### DIRECTIVE
Every record should be repeated exactly, except that pictures are left out.

++++++++++

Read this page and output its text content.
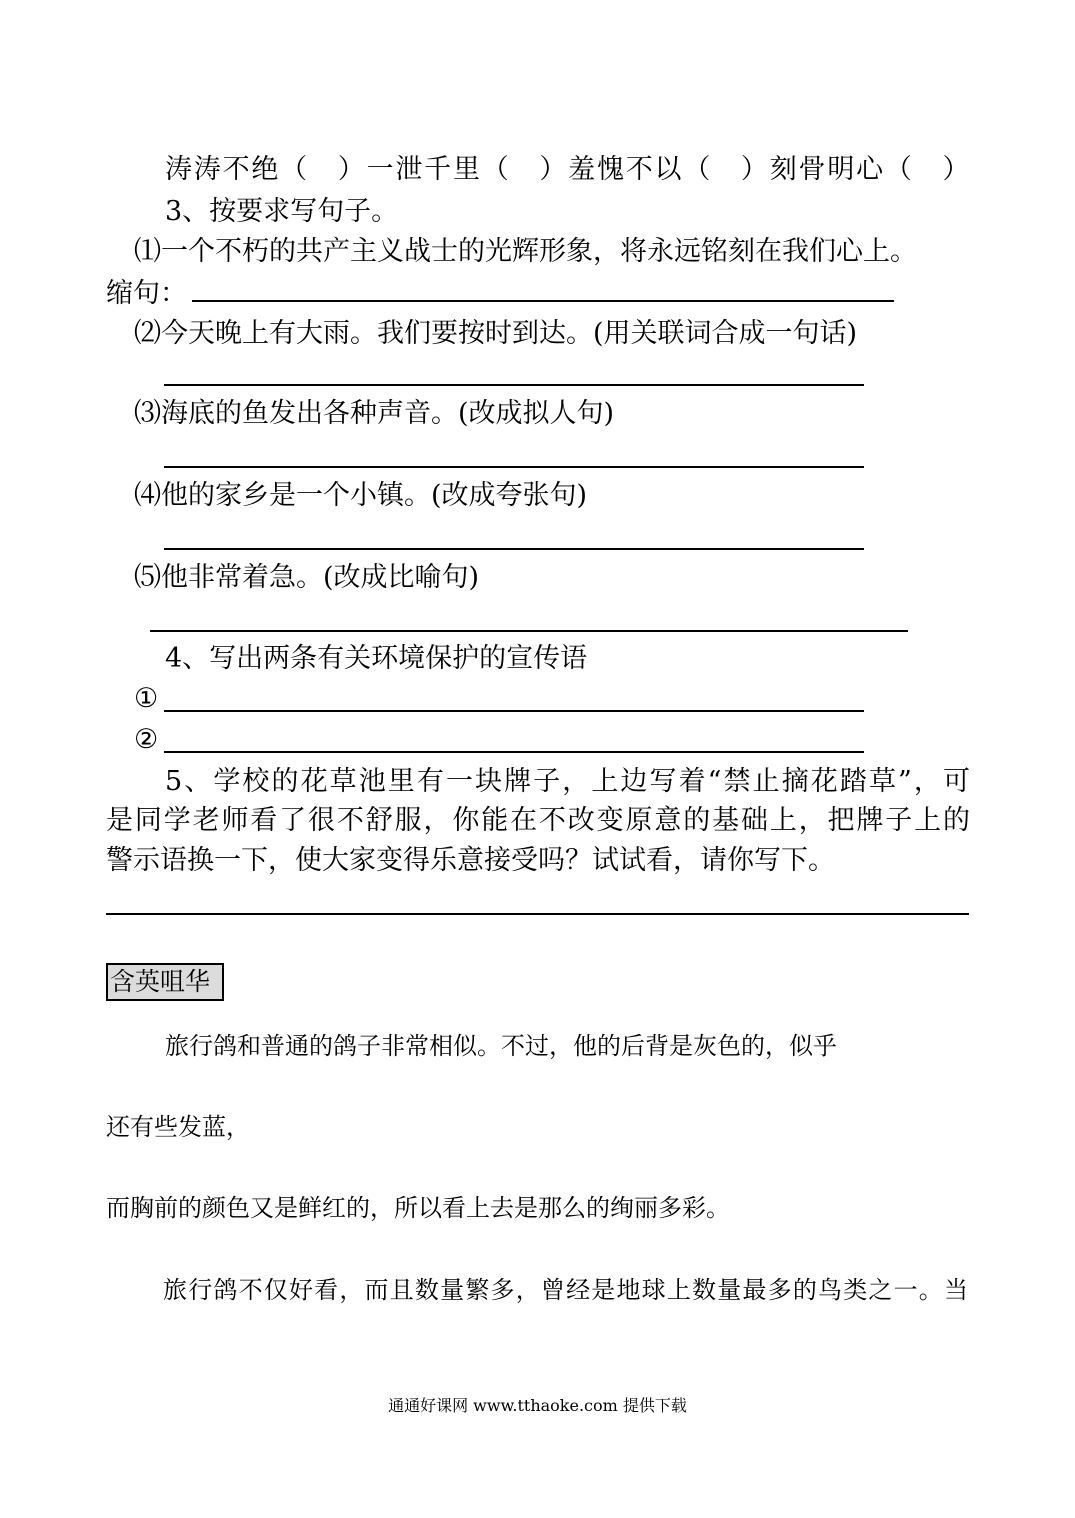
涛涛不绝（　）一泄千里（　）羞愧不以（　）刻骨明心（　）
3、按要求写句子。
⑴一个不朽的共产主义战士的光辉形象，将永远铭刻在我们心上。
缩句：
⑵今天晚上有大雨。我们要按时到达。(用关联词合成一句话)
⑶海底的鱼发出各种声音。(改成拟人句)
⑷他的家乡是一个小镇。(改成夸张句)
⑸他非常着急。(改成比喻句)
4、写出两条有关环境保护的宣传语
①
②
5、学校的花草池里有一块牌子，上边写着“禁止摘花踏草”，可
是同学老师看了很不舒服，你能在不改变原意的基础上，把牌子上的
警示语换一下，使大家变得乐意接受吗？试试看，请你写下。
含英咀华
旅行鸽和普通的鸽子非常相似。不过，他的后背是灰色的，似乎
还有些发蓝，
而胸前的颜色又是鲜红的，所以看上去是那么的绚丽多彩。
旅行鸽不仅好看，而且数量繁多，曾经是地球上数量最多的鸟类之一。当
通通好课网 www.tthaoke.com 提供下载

++++++++++

### ANSWER
Read this page and output its text content.
涛涛不绝（　）一泄千里（　）羞愧不以（　）刻骨明心（　）
3、按要求写句子。
⑴一个不朽的共产主义战士的光辉形象，将永远铭刻在我们心上。
缩句：
⑵今天晚上有大雨。我们要按时到达。(用关联词合成一句话)
⑶海底的鱼发出各种声音。(改成拟人句)
⑷他的家乡是一个小镇。(改成夸张句)
⑸他非常着急。(改成比喻句)
4、写出两条有关环境保护的宣传语
①
②
5、学校的花草池里有一块牌子，上边写着“禁止摘花踏草”，可
是同学老师看了很不舒服，你能在不改变原意的基础上，把牌子上的
警示语换一下，使大家变得乐意接受吗？试试看，请你写下。
含英咀华
旅行鸽和普通的鸽子非常相似。不过，他的后背是灰色的，似乎
还有些发蓝，
而胸前的颜色又是鲜红的，所以看上去是那么的绚丽多彩。
旅行鸽不仅好看，而且数量繁多，曾经是地球上数量最多的鸟类之一。当
通通好课网 www.tthaoke.com 提供下载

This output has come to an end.